Copy out every line of the records where the string "Antonio" occurs.

**Data excerpts:**

-*-*-

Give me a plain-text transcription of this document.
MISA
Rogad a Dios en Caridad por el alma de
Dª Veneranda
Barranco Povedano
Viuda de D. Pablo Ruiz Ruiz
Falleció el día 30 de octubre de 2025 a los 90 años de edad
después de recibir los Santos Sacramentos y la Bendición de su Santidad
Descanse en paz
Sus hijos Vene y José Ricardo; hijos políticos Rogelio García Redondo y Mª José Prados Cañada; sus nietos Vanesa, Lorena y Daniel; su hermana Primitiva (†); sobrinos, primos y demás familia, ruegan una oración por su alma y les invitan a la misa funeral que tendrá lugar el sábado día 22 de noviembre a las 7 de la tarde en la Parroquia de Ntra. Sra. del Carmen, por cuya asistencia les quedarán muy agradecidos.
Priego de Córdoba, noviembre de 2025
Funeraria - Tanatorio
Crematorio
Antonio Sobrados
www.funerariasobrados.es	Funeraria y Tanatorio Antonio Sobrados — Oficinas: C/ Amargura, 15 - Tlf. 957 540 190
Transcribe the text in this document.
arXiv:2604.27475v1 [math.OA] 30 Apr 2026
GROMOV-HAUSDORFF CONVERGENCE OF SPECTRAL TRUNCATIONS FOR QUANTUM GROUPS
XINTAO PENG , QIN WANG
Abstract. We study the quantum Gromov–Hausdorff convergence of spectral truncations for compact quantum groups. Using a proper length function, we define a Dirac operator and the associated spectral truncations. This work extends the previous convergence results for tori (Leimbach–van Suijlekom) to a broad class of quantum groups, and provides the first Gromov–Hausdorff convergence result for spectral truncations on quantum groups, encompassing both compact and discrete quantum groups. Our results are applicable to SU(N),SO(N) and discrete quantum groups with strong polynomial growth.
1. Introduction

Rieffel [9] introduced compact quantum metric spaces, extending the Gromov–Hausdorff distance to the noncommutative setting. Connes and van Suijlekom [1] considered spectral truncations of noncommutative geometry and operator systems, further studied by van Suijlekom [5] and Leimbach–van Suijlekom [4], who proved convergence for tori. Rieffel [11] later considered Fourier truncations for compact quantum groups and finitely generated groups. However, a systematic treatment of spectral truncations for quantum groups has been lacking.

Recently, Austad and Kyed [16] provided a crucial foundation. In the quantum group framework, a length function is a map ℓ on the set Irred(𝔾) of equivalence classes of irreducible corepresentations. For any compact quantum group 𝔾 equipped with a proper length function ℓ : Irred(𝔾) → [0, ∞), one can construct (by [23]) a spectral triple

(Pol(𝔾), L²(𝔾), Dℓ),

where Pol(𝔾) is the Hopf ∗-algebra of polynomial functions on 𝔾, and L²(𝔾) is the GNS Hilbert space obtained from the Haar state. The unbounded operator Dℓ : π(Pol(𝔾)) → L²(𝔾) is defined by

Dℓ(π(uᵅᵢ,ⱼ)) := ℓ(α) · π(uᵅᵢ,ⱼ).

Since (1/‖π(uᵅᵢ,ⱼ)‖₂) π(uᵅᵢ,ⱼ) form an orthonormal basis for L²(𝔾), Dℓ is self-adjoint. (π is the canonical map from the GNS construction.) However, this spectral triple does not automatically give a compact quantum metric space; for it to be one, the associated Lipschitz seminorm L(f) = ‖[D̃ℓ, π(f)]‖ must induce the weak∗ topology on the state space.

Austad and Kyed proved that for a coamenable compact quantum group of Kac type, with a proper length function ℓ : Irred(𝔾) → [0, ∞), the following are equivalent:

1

-*-*-

**THE OUTPUT:**
Antonio Sobrados
www.funerariasobrados.es	Funeraria y Tanatorio Antonio Sobrados — Oficinas: C/ Amargura, 15 - Tlf. 957 540 190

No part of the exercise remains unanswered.